→ **Data for the task**:
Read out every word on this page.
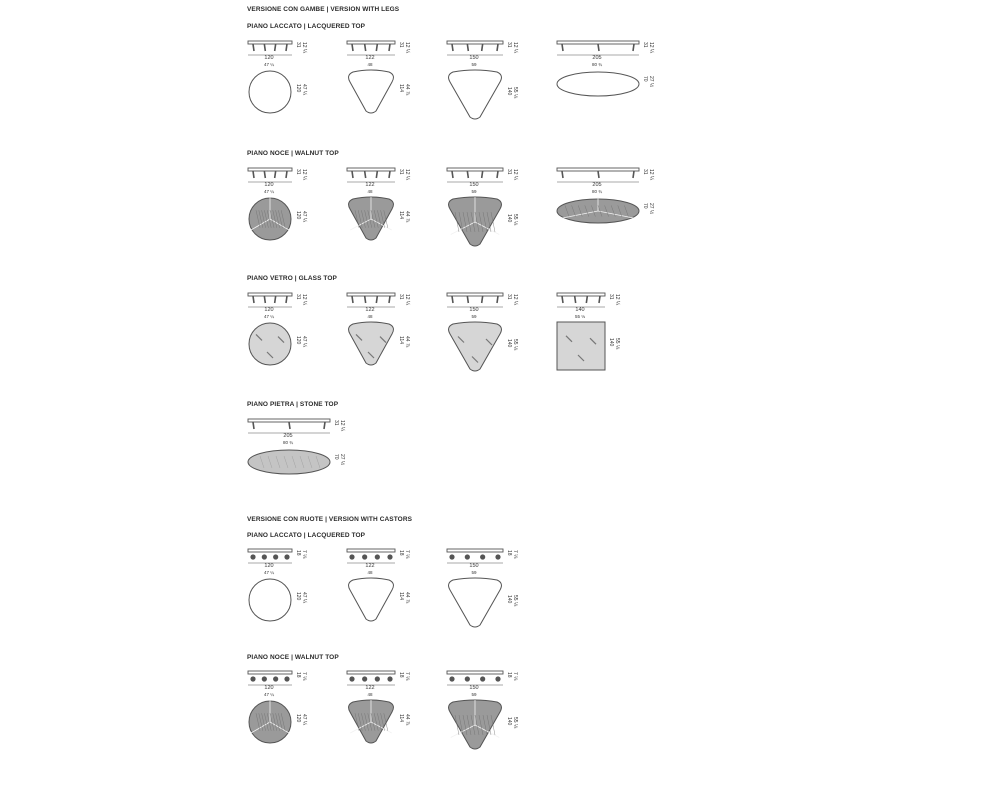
VERSIONE CON GAMBE | VERSION WITH LEGS
PIANO LACCATO | LACQUERED TOP
31 12 ¼
120
47 ¼
120 47 ¼
31 12 ¼
122
48
114 44 ⅞
31 12 ¼
150
59
140 55 ⅛
31 12 ¼
205
80 ¾
70 27 ½
PIANO NOCE | WALNUT TOP
31 12 ¼
120
47 ¼
120 47 ¼
31 12 ¼
122
48
114 44 ⅞
31 12 ¼
150
59
140 55 ⅛
31 12 ¼
205
80 ¾
70 27 ½
PIANO VETRO | GLASS TOP
31 12 ¼
120
47 ¼
120 47 ¼
31 12 ¼
122
48
114 44 ⅞
31 12 ¼
150
59
140 55 ⅛
31 12 ¼
140
55 ⅛
140 55 ⅛
PIANO PIETRA | STONE TOP
31 12 ¼
205
80 ¾
70 27 ½
VERSIONE CON RUOTE | VERSION WITH CASTORS
PIANO LACCATO | LACQUERED TOP
18 7 ⅛
120
47 ¼
120 47 ¼
18 7 ⅛
122
48
114 44 ⅞
18 7 ⅛
150
59
140 55 ⅛
PIANO NOCE | WALNUT TOP
18 7 ⅛
120
47 ¼
120 47 ¼
18 7 ⅛
122
48
114 44 ⅞
18 7 ⅛
150
59
140 55 ⅛
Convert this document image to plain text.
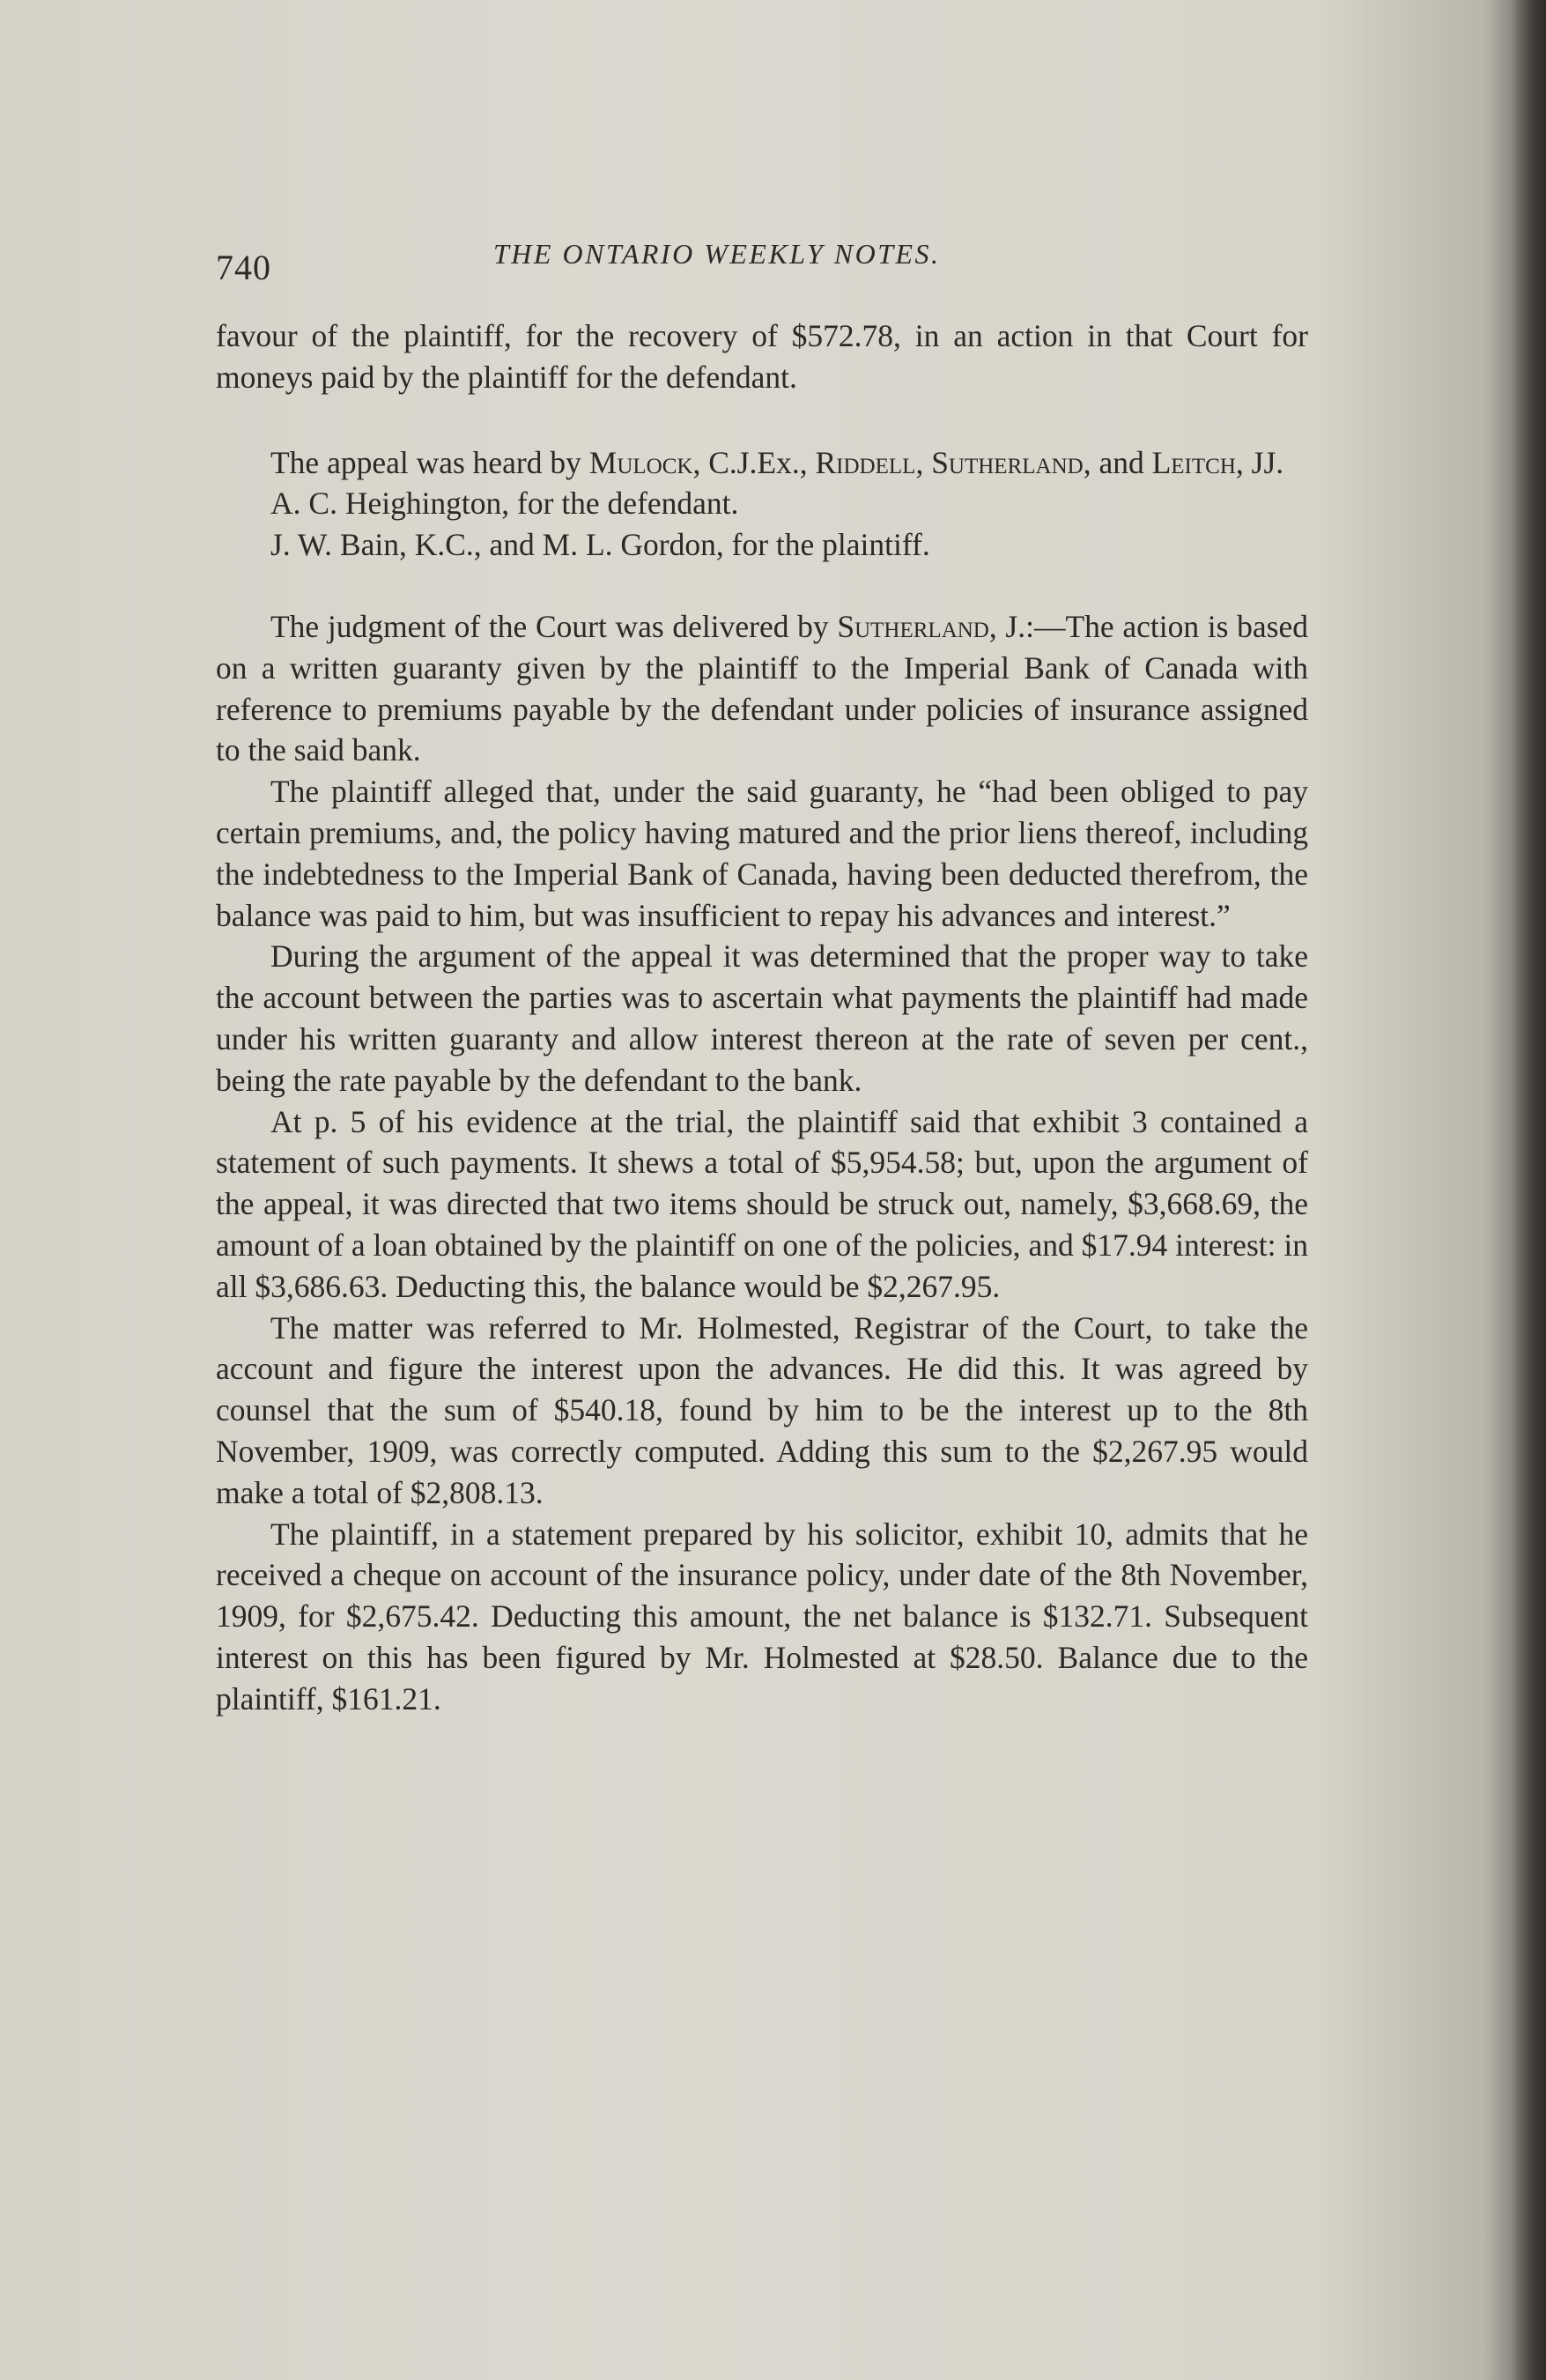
740	THE ONTARIO WEEKLY NOTES.

favour of the plaintiff, for the recovery of $572.78, in an action in that Court for moneys paid by the plaintiff for the defendant.

The appeal was heard by Mulock, C.J.Ex., Riddell, Sutherland, and Leitch, JJ.

A. C. Heighington, for the defendant.

J. W. Bain, K.C., and M. L. Gordon, for the plaintiff.

The judgment of the Court was delivered by Sutherland, J.:—The action is based on a written guaranty given by the plaintiff to the Imperial Bank of Canada with reference to premiums payable by the defendant under policies of insurance assigned to the said bank.

The plaintiff alleged that, under the said guaranty, he “had been obliged to pay certain premiums, and, the policy having matured and the prior liens thereof, including the indebtedness to the Imperial Bank of Canada, having been deducted therefrom, the balance was paid to him, but was insufficient to repay his advances and interest.”

During the argument of the appeal it was determined that the proper way to take the account between the parties was to ascertain what payments the plaintiff had made under his written guaranty and allow interest thereon at the rate of seven per cent., being the rate payable by the defendant to the bank.

At p. 5 of his evidence at the trial, the plaintiff said that exhibit 3 contained a statement of such payments. It shews a total of $5,954.58; but, upon the argument of the appeal, it was directed that two items should be struck out, namely, $3,668.69, the amount of a loan obtained by the plaintiff on one of the policies, and $17.94 interest: in all $3,686.63. Deducting this, the balance would be $2,267.95.

The matter was referred to Mr. Holmested, Registrar of the Court, to take the account and figure the interest upon the advances. He did this. It was agreed by counsel that the sum of $540.18, found by him to be the interest up to the 8th November, 1909, was correctly computed. Adding this sum to the $2,267.95 would make a total of $2,808.13.

The plaintiff, in a statement prepared by his solicitor, exhibit 10, admits that he received a cheque on account of the insurance policy, under date of the 8th November, 1909, for $2,675.42. Deducting this amount, the net balance is $132.71. Subsequent interest on this has been figured by Mr. Holmested at $28.50. Balance due to the plaintiff, $161.21.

→ **What the task asks**: Repeat each line of the records above exactly, but do not copy the pictures.

→ **Written solution**:
Read out every word on this page.
VERSIONE CON GAMBE | VERSION WITH LEGS
PIANO LACCATO | LACQUERED TOP
31 12 ¼
120
47 ¼
120 47 ¼
31 12 ¼
122
48
114 44 ⅞
31 12 ¼
150
59
140 55 ⅛
31 12 ¼
205
80 ¾
70 27 ½
PIANO NOCE | WALNUT TOP
31 12 ¼
120
47 ¼
120 47 ¼
31 12 ¼
122
48
114 44 ⅞
31 12 ¼
150
59
140 55 ⅛
31 12 ¼
205
80 ¾
70 27 ½
PIANO VETRO | GLASS TOP
31 12 ¼
120
47 ¼
120 47 ¼
31 12 ¼
122
48
114 44 ⅞
31 12 ¼
150
59
140 55 ⅛
31 12 ¼
140
55 ⅛
140 55 ⅛
PIANO PIETRA | STONE TOP
31 12 ¼
205
80 ¾
70 27 ½
VERSIONE CON RUOTE | VERSION WITH CASTORS
PIANO LACCATO | LACQUERED TOP
18 7 ⅛
120
47 ¼
120 47 ¼
18 7 ⅛
122
48
114 44 ⅞
18 7 ⅛
150
59
140 55 ⅛
PIANO NOCE | WALNUT TOP
18 7 ⅛
120
47 ¼
120 47 ¼
18 7 ⅛
122
48
114 44 ⅞
18 7 ⅛
150
59
140 55 ⅛
Convert this document image to plain text.
740	THE ONTARIO WEEKLY NOTES.

favour of the plaintiff, for the recovery of $572.78, in an action in that Court for moneys paid by the plaintiff for the defendant.

The appeal was heard by Mulock, C.J.Ex., Riddell, Sutherland, and Leitch, JJ.

A. C. Heighington, for the defendant.

J. W. Bain, K.C., and M. L. Gordon, for the plaintiff.

The judgment of the Court was delivered by Sutherland, J.:—The action is based on a written guaranty given by the plaintiff to the Imperial Bank of Canada with reference to premiums payable by the defendant under policies of insurance assigned to the said bank.

The plaintiff alleged that, under the said guaranty, he “had been obliged to pay certain premiums, and, the policy having matured and the prior liens thereof, including the indebtedness to the Imperial Bank of Canada, having been deducted therefrom, the balance was paid to him, but was insufficient to repay his advances and interest.”

During the argument of the appeal it was determined that the proper way to take the account between the parties was to ascertain what payments the plaintiff had made under his written guaranty and allow interest thereon at the rate of seven per cent., being the rate payable by the defendant to the bank.

At p. 5 of his evidence at the trial, the plaintiff said that exhibit 3 contained a statement of such payments. It shews a total of $5,954.58; but, upon the argument of the appeal, it was directed that two items should be struck out, namely, $3,668.69, the amount of a loan obtained by the plaintiff on one of the policies, and $17.94 interest: in all $3,686.63. Deducting this, the balance would be $2,267.95.

The matter was referred to Mr. Holmested, Registrar of the Court, to take the account and figure the interest upon the advances. He did this. It was agreed by counsel that the sum of $540.18, found by him to be the interest up to the 8th November, 1909, was correctly computed. Adding this sum to the $2,267.95 would make a total of $2,808.13.

The plaintiff, in a statement prepared by his solicitor, exhibit 10, admits that he received a cheque on account of the insurance policy, under date of the 8th November, 1909, for $2,675.42. Deducting this amount, the net balance is $132.71. Subsequent interest on this has been figured by Mr. Holmested at $28.50. Balance due to the plaintiff, $161.21.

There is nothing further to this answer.